[start of PAGE EXTRACT]

If anyone ever needed to demonstrate the power of insight towards creating campaigns that hit a target group’s sweet spot, and ending up with real, quantifiable results, TfL’s initiative is it.

The massive qualitative research project carried out before the campaign was developed was so clearly thought out and rich in results that it took out this year’s Marketing Week Engage Award category for Market Research.

If you live in London you’ve probably seen the ads, featuring teenagers, their hopes and dreams, and then – tragedy, a life cut short after a horrific car accident. If you need reminding, turn to page 37 of our digital book of Winners and Finalists from the awards night.

The images are confronting and thought provoking, and didn’t just come from hazarding at guess at what would resonate with teenagers. They realised that insights from a survey or focus group just wouldn’t cut it, knowing that claimed behaviour might not give a full picture of how teenagers actually behave on the roads and why.

TfL’s customer research team’s ethnographic project was made up of an observation of teenagers’ behaviour on the roads by an ethnographer at key locations and times, accompanying groups of teenagers in busy areas at weekends to observe and discuss their behaviour on the road, as well as interviews with parents and teenagers.

The research revealed a complex myriad of emotionally driven behaviour: the importance of friendship and a strong desire to lead and be led by the social group; a low consciousness of risk and the ability to calculate it; an overt desire for risk taking as a form of excitement; the sense that road safety is “old news”, distractions such as music on headphones and texting, and the higher talkability of other issues, such as knife and gang crime and bullying, which are thought more likely to happen than being hurt or killed on the road.

TfL hit on something with the friendship and social group insights, and the teenagers involved were then asked to write an imaginary obituary for their best friend.

It was a logical move, then, for the campaign to revolve around friendship, and focusing on the consequences of losing a friend or inadvertently even causing their death as a result of carelessness on the road.

Embarking on such a detailed research project may have been time consuming and costly, but the results speak for themselves. Not only did the number of teenagers killed or seriously injured in London fall significantly in 2009, but you can do the maths when you consider that the cost of a single fatal road casualty is £1.8 million, according to the Department for Transport.

TfL’s project makes it evident what an impact quality insight can have, for the greater good, but also on the power of marketing.

[end of PAGE EXTRACT]
[start of RECORDED INFORMATION]

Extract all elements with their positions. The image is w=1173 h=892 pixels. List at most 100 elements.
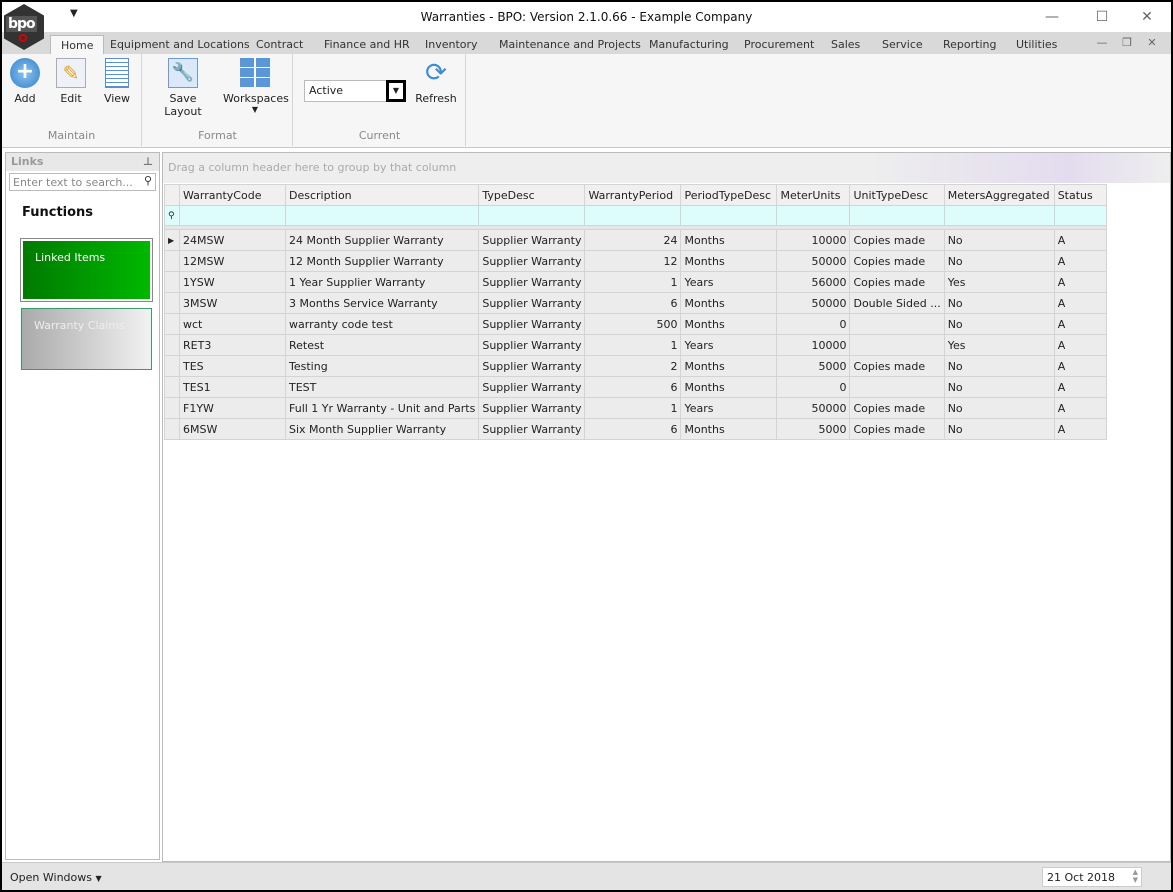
cell-warrantycode[interactable]: 3MSW: [179, 292, 286, 314]
column-header-warrantyperiod[interactable]: WarrantyPeriod: [584, 184, 682, 206]
cell-warrantycode[interactable]: 24MSW: [179, 229, 286, 251]
table-row[interactable]: wct warranty code test Supplier Warranty 50…: [164, 313, 1107, 335]
tab-reporting[interactable]: Reporting: [943, 35, 996, 54]
cell-warrantyperiod[interactable]: 1: [584, 271, 682, 293]
add-button[interactable]: + Add: [10, 58, 40, 105]
cell-description[interactable]: 12 Month Supplier Warranty: [284, 250, 480, 272]
workspaces-button[interactable]: Workspaces ▼: [223, 58, 289, 114]
tab-procurement[interactable]: Procurement: [744, 35, 814, 54]
tab-equipment-and-locations[interactable]: Equipment and Locations: [110, 35, 250, 54]
cell-warrantyperiod[interactable]: 1: [584, 334, 682, 356]
edit-button[interactable]: ✎ Edit: [56, 58, 86, 105]
filter-cell-typedesc[interactable]: [478, 205, 586, 226]
linked-items-tile[interactable]: Linked Items: [20, 238, 153, 302]
cell-status[interactable]: A: [1053, 418, 1107, 440]
cell-typedesc[interactable]: Supplier Warranty: [478, 334, 586, 356]
cell-description[interactable]: Full 1 Yr Warranty - Unit and Parts: [284, 397, 480, 419]
column-header-metersaggregated[interactable]: MetersAggregated: [943, 184, 1055, 206]
cell-typedesc[interactable]: Supplier Warranty: [478, 397, 586, 419]
cell-meterunits[interactable]: 10000: [776, 334, 851, 356]
cell-meterunits[interactable]: 50000: [776, 397, 851, 419]
tab-service[interactable]: Service: [882, 35, 923, 54]
chevron-down-icon[interactable]: ▼: [386, 80, 406, 102]
cell-typedesc[interactable]: Supplier Warranty: [478, 271, 586, 293]
cell-periodtypedesc[interactable]: Months: [680, 418, 778, 440]
cell-typedesc[interactable]: Supplier Warranty: [478, 418, 586, 440]
cell-warrantycode[interactable]: RET3: [179, 334, 286, 356]
cell-warrantyperiod[interactable]: 6: [584, 292, 682, 314]
warranty-claims-tile[interactable]: Warranty Claims: [21, 308, 152, 370]
cell-meterunits[interactable]: 5000: [776, 418, 851, 440]
cell-warrantyperiod[interactable]: 500: [584, 313, 682, 335]
cell-meterunits[interactable]: 0: [776, 313, 851, 335]
cell-unittypedesc[interactable]: Copies made: [849, 271, 945, 293]
cell-periodtypedesc[interactable]: Years: [680, 334, 778, 356]
table-row[interactable]: RET3 Retest Supplier Warranty 1 Years 10000 Ye…: [164, 334, 1107, 356]
links-search-input[interactable]: Enter text to search... ⚲: [9, 173, 156, 191]
cell-status[interactable]: A: [1053, 292, 1107, 314]
cell-description[interactable]: 3 Months Service Warranty: [284, 292, 480, 314]
cell-metersaggregated[interactable]: No: [943, 313, 1055, 335]
filter-cell-warrantyperiod[interactable]: [584, 205, 682, 226]
cell-periodtypedesc[interactable]: Months: [680, 229, 778, 251]
table-row[interactable]: 6MSW Six Month Supplier Warranty Supplier …: [164, 418, 1107, 440]
table-row[interactable]: 12MSW 12 Month Supplier Warranty Supplier …: [164, 250, 1107, 272]
cell-status[interactable]: A: [1053, 355, 1107, 377]
cell-description[interactable]: Six Month Supplier Warranty: [284, 418, 480, 440]
cell-description[interactable]: 1 Year Supplier Warranty: [284, 271, 480, 293]
cell-typedesc[interactable]: Supplier Warranty: [478, 376, 586, 398]
filter-cell-description[interactable]: [284, 205, 480, 226]
column-header-periodtypedesc[interactable]: PeriodTypeDesc: [680, 184, 778, 206]
cell-meterunits[interactable]: 50000: [776, 250, 851, 272]
cell-unittypedesc[interactable]: [849, 334, 945, 356]
cell-unittypedesc[interactable]: Copies made: [849, 397, 945, 419]
date-spinner-icon[interactable]: ▲ ▼: [1133, 868, 1138, 884]
cell-unittypedesc[interactable]: Copies made: [849, 355, 945, 377]
column-header-description[interactable]: Description: [284, 184, 480, 206]
column-header-meterunits[interactable]: MeterUnits: [776, 184, 851, 206]
column-header-status[interactable]: Status: [1053, 184, 1107, 206]
tab-utilities[interactable]: Utilities: [1016, 35, 1057, 54]
refresh-button[interactable]: ⟳ Refresh: [414, 58, 458, 105]
cell-metersaggregated[interactable]: No: [943, 250, 1055, 272]
tab-maintenance-and-projects[interactable]: Maintenance and Projects: [499, 35, 641, 54]
cell-description[interactable]: Testing: [284, 355, 480, 377]
cell-unittypedesc[interactable]: Copies made: [849, 418, 945, 440]
minimize-button[interactable]: —: [1037, 6, 1067, 28]
cell-status[interactable]: A: [1053, 334, 1107, 356]
tab-home[interactable]: Home: [50, 35, 105, 54]
status-filter-combo[interactable]: Active ▼: [304, 80, 406, 102]
cell-warrantyperiod[interactable]: 6: [584, 418, 682, 440]
cell-status[interactable]: A: [1053, 229, 1107, 251]
cell-warrantycode[interactable]: TES1: [179, 376, 286, 398]
cell-description[interactable]: Retest: [284, 334, 480, 356]
mdi-close-button[interactable]: ✕: [1137, 32, 1167, 54]
table-row[interactable]: F1YW Full 1 Yr Warranty - Unit and Parts S…: [164, 397, 1107, 419]
tab-manufacturing[interactable]: Manufacturing: [649, 35, 729, 54]
cell-periodtypedesc[interactable]: Months: [680, 292, 778, 314]
cell-status[interactable]: A: [1053, 271, 1107, 293]
column-header-unittypedesc[interactable]: UnitTypeDesc: [849, 184, 945, 206]
cell-metersaggregated[interactable]: Yes: [943, 334, 1055, 356]
cell-warrantycode[interactable]: 12MSW: [179, 250, 286, 272]
group-by-panel[interactable]: Drag a column header here to group by th…: [163, 153, 1170, 183]
cell-typedesc[interactable]: Supplier Warranty: [478, 313, 586, 335]
tab-contract[interactable]: Contract: [256, 35, 303, 54]
cell-status[interactable]: A: [1053, 376, 1107, 398]
cell-warrantycode[interactable]: wct: [179, 313, 286, 335]
cell-periodtypedesc[interactable]: Years: [680, 271, 778, 293]
pin-icon[interactable]: ⊥: [143, 155, 153, 168]
cell-warrantyperiod[interactable]: 24: [584, 229, 682, 251]
cell-description[interactable]: 24 Month Supplier Warranty: [284, 229, 480, 251]
cell-unittypedesc[interactable]: Copies made: [849, 229, 945, 251]
cell-metersaggregated[interactable]: No: [943, 376, 1055, 398]
cell-meterunits[interactable]: 5000: [776, 355, 851, 377]
cell-warrantyperiod[interactable]: 2: [584, 355, 682, 377]
cell-periodtypedesc[interactable]: Months: [680, 250, 778, 272]
column-header-typedesc[interactable]: TypeDesc: [478, 184, 586, 206]
cell-periodtypedesc[interactable]: Months: [680, 313, 778, 335]
table-row[interactable]: TES Testing Supplier Warranty 2 Months 5000 Co…: [164, 355, 1107, 377]
cell-status[interactable]: A: [1053, 397, 1107, 419]
cell-warrantyperiod[interactable]: 6: [584, 376, 682, 398]
cell-metersaggregated[interactable]: No: [943, 292, 1055, 314]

[end of RECORDED INFORMATION]

WRITTEN INSTRUCTION 1: According to the TfL campaign article, what does the Department for Transport give as the cost of a single fatal road casualty?
WRITTEN INSTRUCTION 2: Tally the lines of the records that contain the string "metersaggregated", and give only the number.
The TfL campaign article and the records have no connection to each other.

RIGHT ANSWER 1: £1.8 million.

RIGHT ANSWER 2: 6